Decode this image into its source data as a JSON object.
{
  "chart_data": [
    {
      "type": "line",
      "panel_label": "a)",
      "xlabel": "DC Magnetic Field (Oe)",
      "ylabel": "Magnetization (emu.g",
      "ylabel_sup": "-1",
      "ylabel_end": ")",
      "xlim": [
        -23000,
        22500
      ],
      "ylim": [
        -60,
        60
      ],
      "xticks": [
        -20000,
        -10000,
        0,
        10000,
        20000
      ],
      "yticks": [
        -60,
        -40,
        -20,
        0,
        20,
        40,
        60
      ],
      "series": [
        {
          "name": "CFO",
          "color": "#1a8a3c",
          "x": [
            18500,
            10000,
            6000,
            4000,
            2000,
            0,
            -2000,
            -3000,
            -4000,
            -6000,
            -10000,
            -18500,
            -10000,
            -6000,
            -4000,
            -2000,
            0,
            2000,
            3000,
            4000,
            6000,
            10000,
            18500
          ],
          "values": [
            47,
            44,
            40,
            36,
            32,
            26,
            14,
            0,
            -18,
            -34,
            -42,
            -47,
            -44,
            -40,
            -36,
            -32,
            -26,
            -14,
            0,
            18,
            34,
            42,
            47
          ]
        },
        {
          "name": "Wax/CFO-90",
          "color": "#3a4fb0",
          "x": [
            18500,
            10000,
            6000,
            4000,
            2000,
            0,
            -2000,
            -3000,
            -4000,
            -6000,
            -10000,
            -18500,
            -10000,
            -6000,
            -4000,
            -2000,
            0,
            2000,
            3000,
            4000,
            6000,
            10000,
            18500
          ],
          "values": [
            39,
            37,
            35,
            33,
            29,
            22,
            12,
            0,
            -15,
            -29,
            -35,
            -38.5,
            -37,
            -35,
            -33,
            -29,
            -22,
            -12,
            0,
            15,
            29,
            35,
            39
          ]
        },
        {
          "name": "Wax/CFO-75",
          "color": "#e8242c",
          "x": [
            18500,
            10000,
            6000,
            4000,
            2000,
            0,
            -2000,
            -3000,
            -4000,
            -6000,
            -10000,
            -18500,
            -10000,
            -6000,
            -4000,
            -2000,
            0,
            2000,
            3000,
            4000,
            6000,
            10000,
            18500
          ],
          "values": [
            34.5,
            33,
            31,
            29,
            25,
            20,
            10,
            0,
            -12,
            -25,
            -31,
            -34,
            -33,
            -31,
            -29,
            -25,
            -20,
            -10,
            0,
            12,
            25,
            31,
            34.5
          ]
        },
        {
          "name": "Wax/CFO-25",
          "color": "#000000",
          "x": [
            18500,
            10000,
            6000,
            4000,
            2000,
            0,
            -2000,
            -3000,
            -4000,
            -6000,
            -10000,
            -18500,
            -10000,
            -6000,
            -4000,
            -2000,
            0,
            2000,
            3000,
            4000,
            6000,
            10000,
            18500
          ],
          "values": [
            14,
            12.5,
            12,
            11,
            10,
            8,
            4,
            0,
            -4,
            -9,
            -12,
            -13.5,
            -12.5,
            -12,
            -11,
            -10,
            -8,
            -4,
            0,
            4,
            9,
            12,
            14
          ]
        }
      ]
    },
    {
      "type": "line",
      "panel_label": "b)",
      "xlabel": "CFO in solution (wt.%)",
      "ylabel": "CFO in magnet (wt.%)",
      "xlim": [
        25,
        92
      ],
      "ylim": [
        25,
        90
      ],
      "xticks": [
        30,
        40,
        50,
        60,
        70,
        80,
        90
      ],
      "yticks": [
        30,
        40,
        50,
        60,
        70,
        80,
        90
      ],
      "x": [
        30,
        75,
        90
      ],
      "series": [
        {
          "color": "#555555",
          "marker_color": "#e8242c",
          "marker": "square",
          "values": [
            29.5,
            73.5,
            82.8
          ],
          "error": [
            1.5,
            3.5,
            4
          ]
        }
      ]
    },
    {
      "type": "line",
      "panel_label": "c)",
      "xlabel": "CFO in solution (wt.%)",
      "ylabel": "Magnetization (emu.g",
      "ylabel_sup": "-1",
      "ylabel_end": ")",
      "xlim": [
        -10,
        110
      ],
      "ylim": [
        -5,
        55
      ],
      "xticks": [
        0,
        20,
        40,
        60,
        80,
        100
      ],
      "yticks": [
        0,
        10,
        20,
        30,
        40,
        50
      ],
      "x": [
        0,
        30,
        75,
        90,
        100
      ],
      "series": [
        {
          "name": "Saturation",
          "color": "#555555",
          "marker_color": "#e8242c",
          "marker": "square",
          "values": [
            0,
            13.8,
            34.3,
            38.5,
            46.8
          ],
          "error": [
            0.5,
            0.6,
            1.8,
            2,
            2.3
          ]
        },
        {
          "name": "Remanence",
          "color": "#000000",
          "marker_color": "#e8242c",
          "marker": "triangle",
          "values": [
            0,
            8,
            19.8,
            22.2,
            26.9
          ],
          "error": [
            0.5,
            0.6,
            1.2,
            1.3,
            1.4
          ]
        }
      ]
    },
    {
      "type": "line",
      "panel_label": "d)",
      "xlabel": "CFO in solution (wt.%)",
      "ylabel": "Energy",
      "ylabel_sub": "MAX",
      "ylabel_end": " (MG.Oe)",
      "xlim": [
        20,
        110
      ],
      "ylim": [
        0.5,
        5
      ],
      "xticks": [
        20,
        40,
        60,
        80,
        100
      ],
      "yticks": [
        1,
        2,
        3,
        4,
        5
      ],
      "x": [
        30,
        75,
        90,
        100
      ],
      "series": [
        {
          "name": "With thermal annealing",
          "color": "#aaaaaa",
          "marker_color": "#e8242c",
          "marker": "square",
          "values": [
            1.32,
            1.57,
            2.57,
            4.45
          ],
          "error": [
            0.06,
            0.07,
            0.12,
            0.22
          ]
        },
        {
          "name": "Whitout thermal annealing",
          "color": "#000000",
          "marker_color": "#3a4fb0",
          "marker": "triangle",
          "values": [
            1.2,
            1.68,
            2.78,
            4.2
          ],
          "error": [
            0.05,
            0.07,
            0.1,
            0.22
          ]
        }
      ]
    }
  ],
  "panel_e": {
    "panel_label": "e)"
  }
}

### Directions for this task
From the listing above, copy all lines holding the word "thermal".

### Full answer
          "name": "With thermal annealing",
          "name": "Whitout thermal annealing",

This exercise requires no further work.